Stored records
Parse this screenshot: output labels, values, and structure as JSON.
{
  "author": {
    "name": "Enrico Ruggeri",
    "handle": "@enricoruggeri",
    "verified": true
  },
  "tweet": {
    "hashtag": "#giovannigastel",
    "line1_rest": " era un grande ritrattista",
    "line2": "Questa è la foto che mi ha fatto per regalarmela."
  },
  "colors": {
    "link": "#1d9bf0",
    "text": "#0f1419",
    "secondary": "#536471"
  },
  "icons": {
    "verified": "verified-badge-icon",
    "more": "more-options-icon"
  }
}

(Exercise instructions): Within the listing above, work out how many lines contain the string "verified", and reply with that number only.

(Response below): 2